▸ **WHAT THE TASK ASKS**
Transcribe the data in full and exactly, omitting any pictures.

(Saved data entries)
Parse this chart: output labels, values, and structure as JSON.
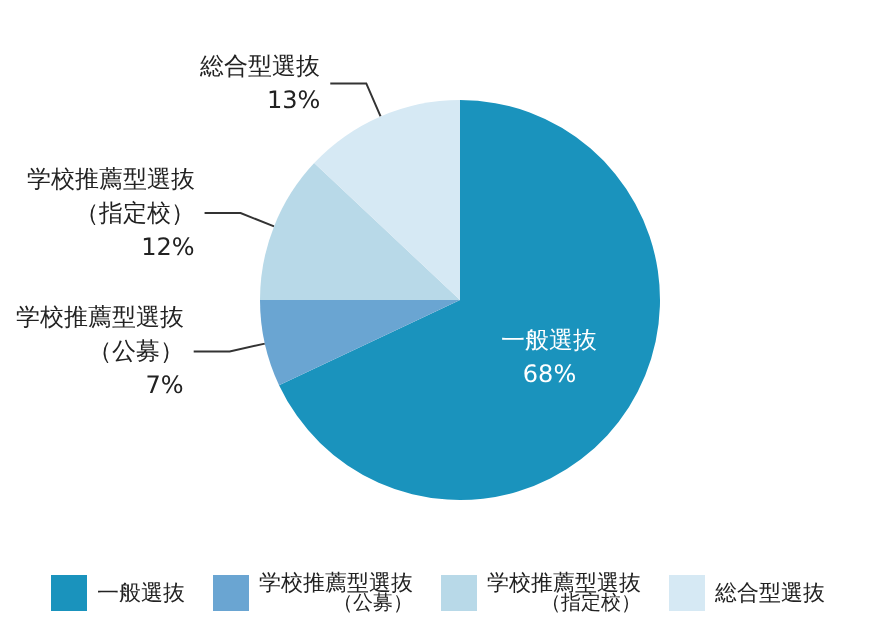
{
  "chart_data": {
    "type": "pie",
    "categories": [
      "一般選抜",
      "学校推薦型選抜（公募）",
      "学校推薦型選抜（指定校）",
      "総合型選抜"
    ],
    "values": [
      68,
      7,
      12,
      13
    ],
    "value_labels": [
      "68%",
      "7%",
      "12%",
      "13%"
    ],
    "colors": [
      "#1a93bd",
      "#6aa5d2",
      "#b8d9e8",
      "#d6e9f4"
    ],
    "legend": "bottom"
  }
}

▸ **SOLVED EXERCISE**
Parse this chart: output labels, values, and structure as JSON.
{
  "chart_data": {
    "type": "pie",
    "categories": [
      "一般選抜",
      "学校推薦型選抜（公募）",
      "学校推薦型選抜（指定校）",
      "総合型選抜"
    ],
    "values": [
      68,
      7,
      12,
      13
    ],
    "value_labels": [
      "68%",
      "7%",
      "12%",
      "13%"
    ],
    "colors": [
      "#1a93bd",
      "#6aa5d2",
      "#b8d9e8",
      "#d6e9f4"
    ],
    "legend": "bottom"
  }
}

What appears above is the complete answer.